*Data extract*
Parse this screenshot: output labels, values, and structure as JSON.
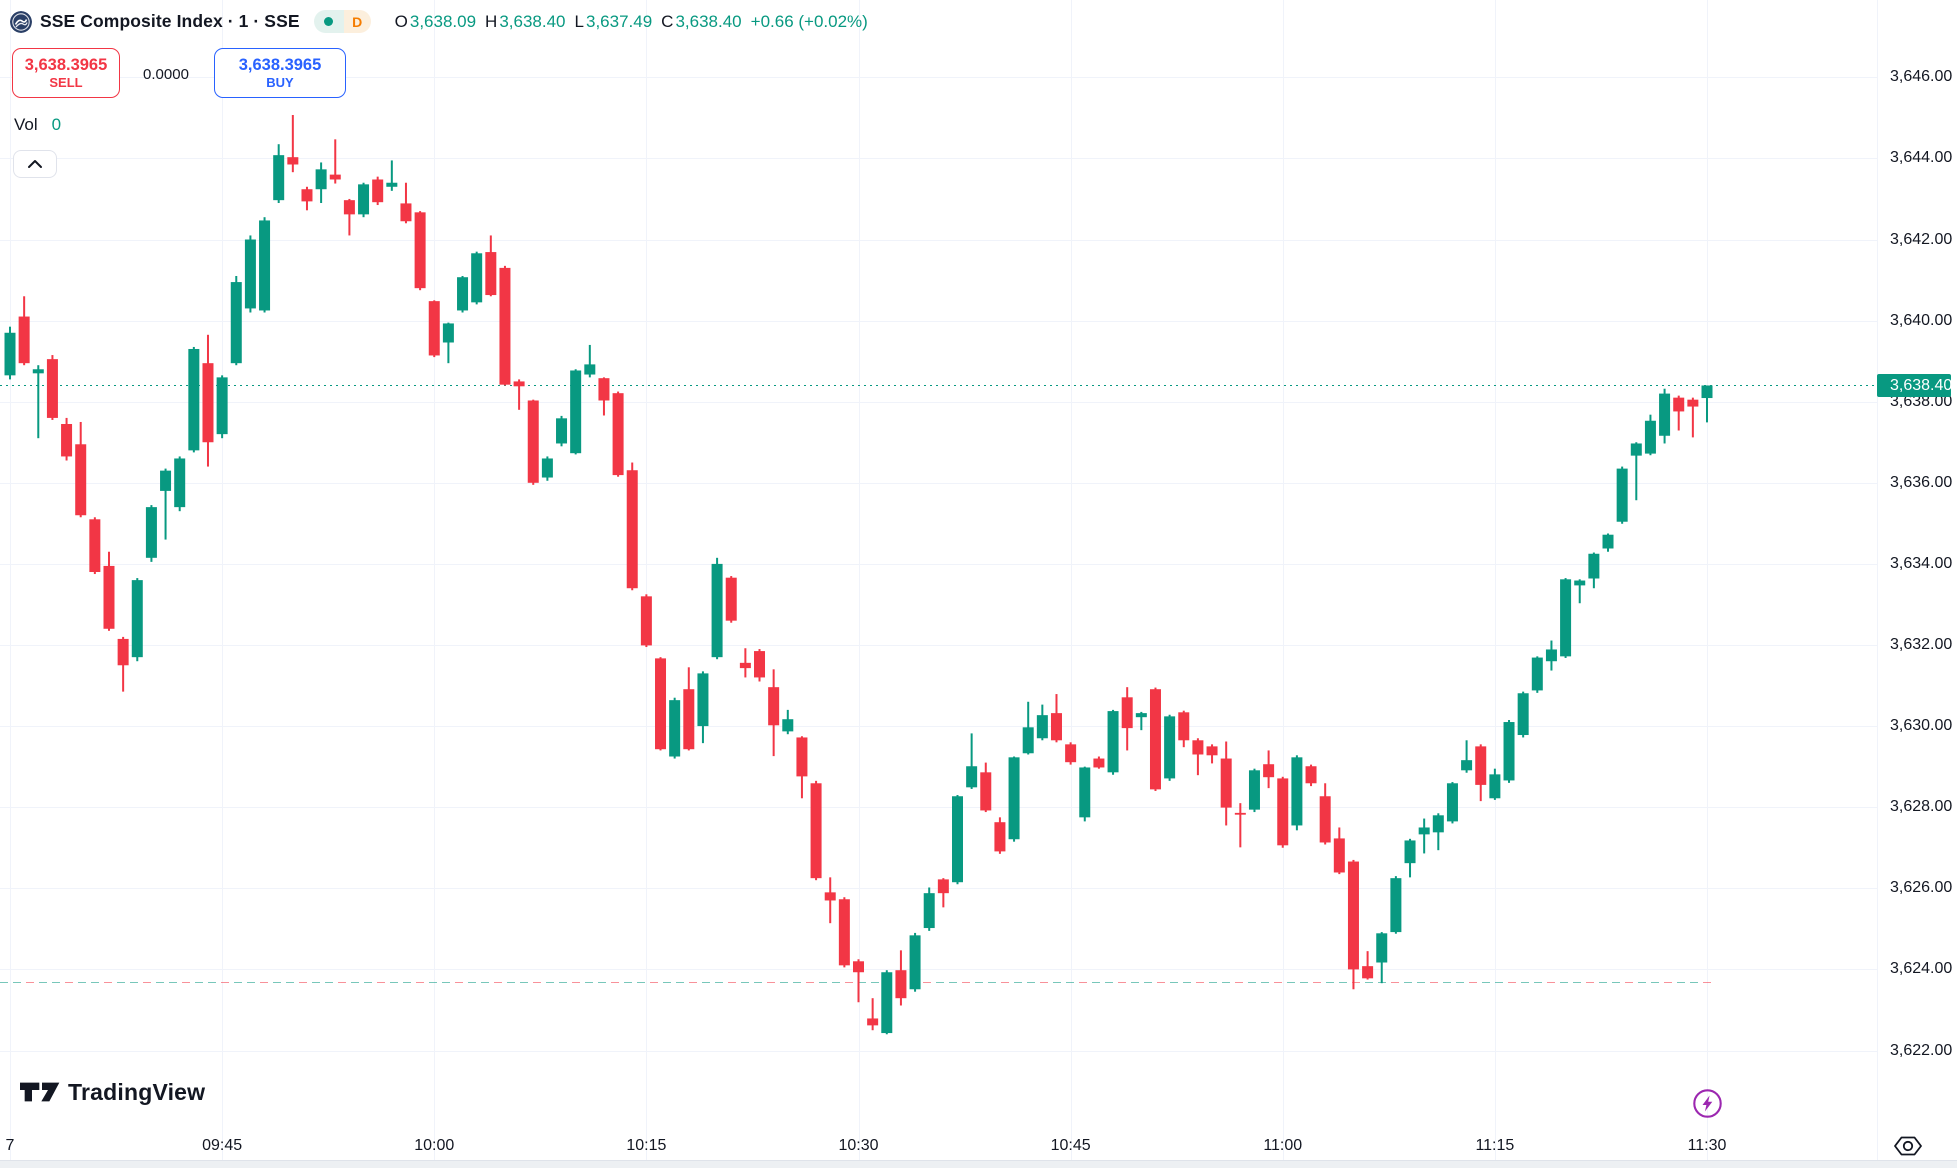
{
  "header": {
    "title": "SSE Composite Index · 1 · SSE",
    "interval_badge": "D",
    "ohlc": {
      "o_label": "O",
      "o": "3,638.09",
      "h_label": "H",
      "h": "3,638.40",
      "l_label": "L",
      "l": "3,637.49",
      "c_label": "C",
      "c": "3,638.40",
      "change": "+0.66 (+0.02%)"
    }
  },
  "trade_panel": {
    "sell_price": "3,638.3965",
    "sell_label": "SELL",
    "spread": "0.0000",
    "buy_price": "3,638.3965",
    "buy_label": "BUY"
  },
  "volume": {
    "label": "Vol",
    "value": "0"
  },
  "footer": {
    "brand": "TradingView"
  },
  "colors": {
    "up": "#089981",
    "down": "#f23645",
    "accent_teal": "#089981",
    "sell_red": "#f23645",
    "buy_blue": "#2962ff",
    "badge_orange": "#f57c00",
    "purple": "#9c27b0",
    "grid": "#f0f3fa",
    "text": "#131722"
  },
  "chart_data": {
    "type": "candlestick",
    "title": "SSE Composite Index",
    "interval": "1",
    "exchange": "SSE",
    "start_time": "09:30",
    "step_minutes": 1,
    "legend_position": "top-left",
    "grid": true,
    "price_axis_ticks": [
      "3,646.00",
      "3,644.00",
      "3,642.00",
      "3,640.00",
      "3,638.00",
      "3,636.00",
      "3,634.00",
      "3,632.00",
      "3,630.00",
      "3,628.00",
      "3,626.00",
      "3,624.00",
      "3,622.00"
    ],
    "time_axis_ticks": [
      {
        "text": "7",
        "index": 0
      },
      {
        "text": "09:45",
        "index": 15
      },
      {
        "text": "10:00",
        "index": 30
      },
      {
        "text": "10:15",
        "index": 45
      },
      {
        "text": "10:30",
        "index": 60
      },
      {
        "text": "10:45",
        "index": 75
      },
      {
        "text": "11:00",
        "index": 90
      },
      {
        "text": "11:15",
        "index": 105
      },
      {
        "text": "11:30",
        "index": 120
      }
    ],
    "visible_price_range": [
      3619.1,
      3647.9
    ],
    "reference": {
      "last_price": 3638.4,
      "last_price_label": "3,638.40",
      "baseline_price": 3623.7
    },
    "candles": [
      [
        3638.65,
        3639.85,
        3638.55,
        3639.7
      ],
      [
        3640.1,
        3640.6,
        3638.9,
        3638.95
      ],
      [
        3638.7,
        3638.9,
        3637.1,
        3638.8
      ],
      [
        3639.05,
        3639.15,
        3637.55,
        3637.6
      ],
      [
        3637.45,
        3637.6,
        3636.55,
        3636.65
      ],
      [
        3636.95,
        3637.5,
        3635.15,
        3635.2
      ],
      [
        3635.1,
        3635.15,
        3633.75,
        3633.8
      ],
      [
        3633.95,
        3634.3,
        3632.35,
        3632.4
      ],
      [
        3632.15,
        3632.2,
        3630.85,
        3631.5
      ],
      [
        3631.7,
        3633.65,
        3631.6,
        3633.6
      ],
      [
        3634.15,
        3635.45,
        3634.05,
        3635.4
      ],
      [
        3635.8,
        3636.35,
        3634.6,
        3636.3
      ],
      [
        3635.4,
        3636.65,
        3635.3,
        3636.6
      ],
      [
        3636.8,
        3639.35,
        3636.75,
        3639.3
      ],
      [
        3638.95,
        3639.65,
        3636.4,
        3637.0
      ],
      [
        3637.2,
        3638.65,
        3637.1,
        3638.6
      ],
      [
        3638.95,
        3641.1,
        3638.9,
        3640.95
      ],
      [
        3640.3,
        3642.1,
        3640.2,
        3642.0
      ],
      [
        3640.25,
        3642.55,
        3640.2,
        3642.47
      ],
      [
        3642.97,
        3644.35,
        3642.9,
        3644.08
      ],
      [
        3644.03,
        3645.07,
        3643.66,
        3643.85
      ],
      [
        3643.24,
        3643.3,
        3642.72,
        3642.94
      ],
      [
        3643.24,
        3643.9,
        3642.9,
        3643.73
      ],
      [
        3643.6,
        3644.47,
        3643.38,
        3643.48
      ],
      [
        3642.97,
        3643.0,
        3642.1,
        3642.62
      ],
      [
        3642.62,
        3643.4,
        3642.55,
        3643.36
      ],
      [
        3643.48,
        3643.55,
        3642.85,
        3642.92
      ],
      [
        3643.3,
        3643.95,
        3643.2,
        3643.4
      ],
      [
        3642.89,
        3643.4,
        3642.4,
        3642.45
      ],
      [
        3642.67,
        3642.7,
        3640.75,
        3640.8
      ],
      [
        3640.48,
        3640.5,
        3639.1,
        3639.14
      ],
      [
        3639.46,
        3639.95,
        3638.95,
        3639.93
      ],
      [
        3640.25,
        3641.1,
        3640.2,
        3641.07
      ],
      [
        3640.45,
        3641.7,
        3640.4,
        3641.66
      ],
      [
        3641.69,
        3642.1,
        3640.6,
        3640.63
      ],
      [
        3641.3,
        3641.35,
        3638.4,
        3638.42
      ],
      [
        3638.5,
        3638.55,
        3637.8,
        3638.38
      ],
      [
        3638.03,
        3638.05,
        3635.95,
        3636.0
      ],
      [
        3636.13,
        3636.65,
        3636.05,
        3636.6
      ],
      [
        3636.97,
        3637.65,
        3636.9,
        3637.59
      ],
      [
        3636.73,
        3638.8,
        3636.7,
        3638.77
      ],
      [
        3638.67,
        3639.4,
        3638.6,
        3638.92
      ],
      [
        3638.58,
        3638.6,
        3637.66,
        3638.03
      ],
      [
        3638.21,
        3638.25,
        3636.15,
        3636.19
      ],
      [
        3636.31,
        3636.5,
        3633.35,
        3633.4
      ],
      [
        3633.2,
        3633.25,
        3631.95,
        3631.99
      ],
      [
        3631.67,
        3631.7,
        3629.4,
        3629.43
      ],
      [
        3629.25,
        3630.7,
        3629.2,
        3630.64
      ],
      [
        3630.91,
        3631.45,
        3629.4,
        3629.43
      ],
      [
        3630.0,
        3631.35,
        3629.58,
        3631.3
      ],
      [
        3631.7,
        3634.15,
        3631.65,
        3634.0
      ],
      [
        3633.66,
        3633.7,
        3632.55,
        3632.6
      ],
      [
        3631.56,
        3631.92,
        3631.2,
        3631.43
      ],
      [
        3631.85,
        3631.9,
        3631.1,
        3631.2
      ],
      [
        3630.96,
        3631.4,
        3629.26,
        3630.02
      ],
      [
        3629.87,
        3630.4,
        3629.8,
        3630.17
      ],
      [
        3629.72,
        3629.75,
        3628.22,
        3628.76
      ],
      [
        3628.59,
        3628.65,
        3626.2,
        3626.25
      ],
      [
        3625.9,
        3626.27,
        3625.14,
        3625.7
      ],
      [
        3625.73,
        3625.78,
        3624.05,
        3624.1
      ],
      [
        3624.2,
        3624.25,
        3623.19,
        3623.93
      ],
      [
        3622.79,
        3623.29,
        3622.5,
        3622.62
      ],
      [
        3622.43,
        3623.98,
        3622.4,
        3623.93
      ],
      [
        3623.98,
        3624.47,
        3623.11,
        3623.29
      ],
      [
        3623.51,
        3624.9,
        3623.45,
        3624.84
      ],
      [
        3625.02,
        3626.02,
        3624.95,
        3625.88
      ],
      [
        3626.22,
        3626.25,
        3625.53,
        3625.88
      ],
      [
        3626.15,
        3628.3,
        3626.1,
        3628.27
      ],
      [
        3628.49,
        3629.82,
        3628.45,
        3629.01
      ],
      [
        3628.86,
        3629.1,
        3627.88,
        3627.92
      ],
      [
        3627.63,
        3627.75,
        3626.85,
        3626.91
      ],
      [
        3627.21,
        3629.25,
        3627.15,
        3629.23
      ],
      [
        3629.33,
        3630.6,
        3629.3,
        3629.97
      ],
      [
        3629.7,
        3630.53,
        3629.65,
        3630.27
      ],
      [
        3630.32,
        3630.79,
        3629.6,
        3629.65
      ],
      [
        3629.55,
        3629.6,
        3629.05,
        3629.11
      ],
      [
        3627.75,
        3629.0,
        3627.65,
        3628.98
      ],
      [
        3629.2,
        3629.25,
        3628.95,
        3628.98
      ],
      [
        3628.86,
        3630.4,
        3628.8,
        3630.37
      ],
      [
        3630.71,
        3630.96,
        3629.4,
        3629.95
      ],
      [
        3630.22,
        3630.35,
        3629.9,
        3630.32
      ],
      [
        3630.91,
        3630.95,
        3628.4,
        3628.44
      ],
      [
        3628.71,
        3630.28,
        3628.65,
        3630.24
      ],
      [
        3630.34,
        3630.38,
        3629.48,
        3629.65
      ],
      [
        3629.65,
        3629.7,
        3628.79,
        3629.3
      ],
      [
        3629.5,
        3629.55,
        3629.08,
        3629.28
      ],
      [
        3629.2,
        3629.62,
        3627.55,
        3627.99
      ],
      [
        3627.86,
        3628.1,
        3627.01,
        3627.84
      ],
      [
        3627.94,
        3628.95,
        3627.88,
        3628.91
      ],
      [
        3629.06,
        3629.4,
        3628.47,
        3628.74
      ],
      [
        3628.71,
        3628.75,
        3627.0,
        3627.06
      ],
      [
        3627.55,
        3629.28,
        3627.43,
        3629.23
      ],
      [
        3629.01,
        3629.05,
        3628.52,
        3628.59
      ],
      [
        3628.27,
        3628.59,
        3627.08,
        3627.13
      ],
      [
        3627.23,
        3627.5,
        3626.35,
        3626.39
      ],
      [
        3626.66,
        3626.7,
        3623.51,
        3624.0
      ],
      [
        3624.08,
        3624.45,
        3623.75,
        3623.78
      ],
      [
        3624.17,
        3624.92,
        3623.66,
        3624.89
      ],
      [
        3624.92,
        3626.3,
        3624.88,
        3626.25
      ],
      [
        3626.62,
        3627.22,
        3626.27,
        3627.18
      ],
      [
        3627.33,
        3627.72,
        3626.86,
        3627.5
      ],
      [
        3627.38,
        3627.85,
        3626.94,
        3627.8
      ],
      [
        3627.65,
        3628.62,
        3627.6,
        3628.59
      ],
      [
        3628.91,
        3629.65,
        3628.85,
        3629.16
      ],
      [
        3629.5,
        3629.55,
        3628.15,
        3628.55
      ],
      [
        3628.22,
        3628.95,
        3628.18,
        3628.81
      ],
      [
        3628.66,
        3630.15,
        3628.6,
        3630.1
      ],
      [
        3629.78,
        3630.85,
        3629.72,
        3630.81
      ],
      [
        3630.88,
        3631.72,
        3630.82,
        3631.69
      ],
      [
        3631.6,
        3632.11,
        3631.37,
        3631.89
      ],
      [
        3631.72,
        3633.65,
        3631.68,
        3633.62
      ],
      [
        3633.47,
        3633.62,
        3633.03,
        3633.59
      ],
      [
        3633.64,
        3634.28,
        3633.4,
        3634.25
      ],
      [
        3634.38,
        3634.75,
        3634.3,
        3634.72
      ],
      [
        3635.04,
        3636.4,
        3634.99,
        3636.35
      ],
      [
        3636.67,
        3637.0,
        3635.57,
        3636.97
      ],
      [
        3636.72,
        3637.68,
        3636.68,
        3637.53
      ],
      [
        3637.16,
        3638.32,
        3636.97,
        3638.2
      ],
      [
        3638.1,
        3638.15,
        3637.29,
        3637.76
      ],
      [
        3638.05,
        3638.1,
        3637.12,
        3637.88
      ],
      [
        3638.09,
        3638.4,
        3637.49,
        3638.4
      ]
    ]
  }
}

*Task description*
Isolate the lines above that contain the word "text" and copy them.

*The answer*
    "text": "#131722"
        "text": "7",
        "text": "09:45",
        "text": "10:00",
        "text": "10:15",
        "text": "10:30",
        "text": "10:45",
        "text": "11:00",
        "text": "11:15",
        "text": "11:30",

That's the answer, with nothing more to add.